-- start of DATA ROWS --

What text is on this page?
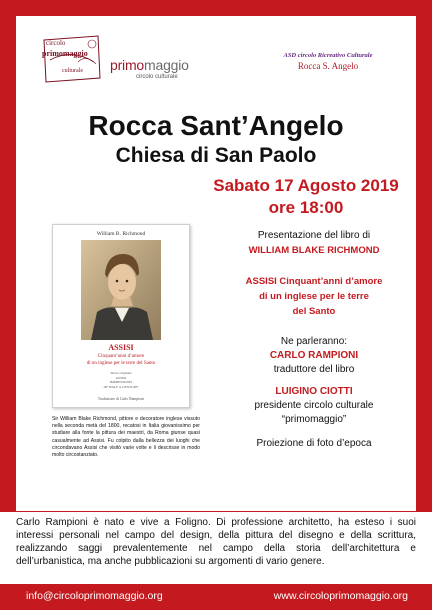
circolo
primomaggio
culturale primomaggio
circolo culturale
ASD circolo Ricreativo Culturale
Rocca S. Angelo
Rocca Sant’Angelo
Chiesa di San Paolo
Sabato 17 Agosto 2019
ore 18:00
William B. Richmond
ASSISI
Cinquant’anni d’amore
di un inglese per le terre del Santo
Titolo originale
ASSISI
IMPRESSIONS
OF HALF A CENTURY
Traduzione di Carlo Rampioni
Sir William Blake Richmond, pittore e decoratore inglese vissuto nella seconda metà del 1800, recatosi in Italia giovanissimo per studiare alla fonte la pittura dei maestri, da Roma giunse quasi casualmente ad Assisi. Fu colpito dalla bellezza dei luoghi che circondavano Assisi che visitò varie volte e li descrisse in modo molto circostanziato.
Presentazione del libro di
WILLIAM BLAKE RICHMOND
ASSISI Cinquant’anni d’amore
di un inglese per le terre
del Santo
Ne parleranno:
CARLO RAMPIONI
traduttore del libro
LUIGINO CIOTTI
presidente circolo culturale
“primomaggio”
Proiezione di foto d’epoca
Carlo Rampioni è nato e vive a Foligno. Di professione architetto, ha esteso i suoi interessi personali nel campo del design, della pittura del disegno e della scrittura, realizzando saggi prevalentemente nel campo della storia dell’architettura e dell’urbanistica, ma anche pubblicazioni su argomenti di vario genere.
info@circoloprimomaggio.org	www.circoloprimomaggio.org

-- end of DATA ROWS --

SHORT EXERCISE: Each line of the material must be retyped exactly, except that images are omitted.

THE RESULT:
What text is on this page?
circolo
primomaggio
culturale primomaggio
circolo culturale
ASD circolo Ricreativo Culturale
Rocca S. Angelo
Rocca Sant’Angelo
Chiesa di San Paolo
Sabato 17 Agosto 2019
ore 18:00
William B. Richmond
ASSISI
Cinquant’anni d’amore
di un inglese per le terre del Santo
Titolo originale
ASSISI
IMPRESSIONS
OF HALF A CENTURY
Traduzione di Carlo Rampioni
Sir William Blake Richmond, pittore e decoratore inglese vissuto nella seconda metà del 1800, recatosi in Italia giovanissimo per studiare alla fonte la pittura dei maestri, da Roma giunse quasi casualmente ad Assisi. Fu colpito dalla bellezza dei luoghi che circondavano Assisi che visitò varie volte e li descrisse in modo molto circostanziato.
Presentazione del libro di
WILLIAM BLAKE RICHMOND
ASSISI Cinquant’anni d’amore
di un inglese per le terre
del Santo
Ne parleranno:
CARLO RAMPIONI
traduttore del libro
LUIGINO CIOTTI
presidente circolo culturale
“primomaggio”
Proiezione di foto d’epoca
Carlo Rampioni è nato e vive a Foligno. Di professione architetto, ha esteso i suoi interessi personali nel campo del design, della pittura del disegno e della scrittura, realizzando saggi prevalentemente nel campo della storia dell’architettura e dell’urbanistica, ma anche pubblicazioni su argomenti di vario genere.
info@circoloprimomaggio.org	www.circoloprimomaggio.org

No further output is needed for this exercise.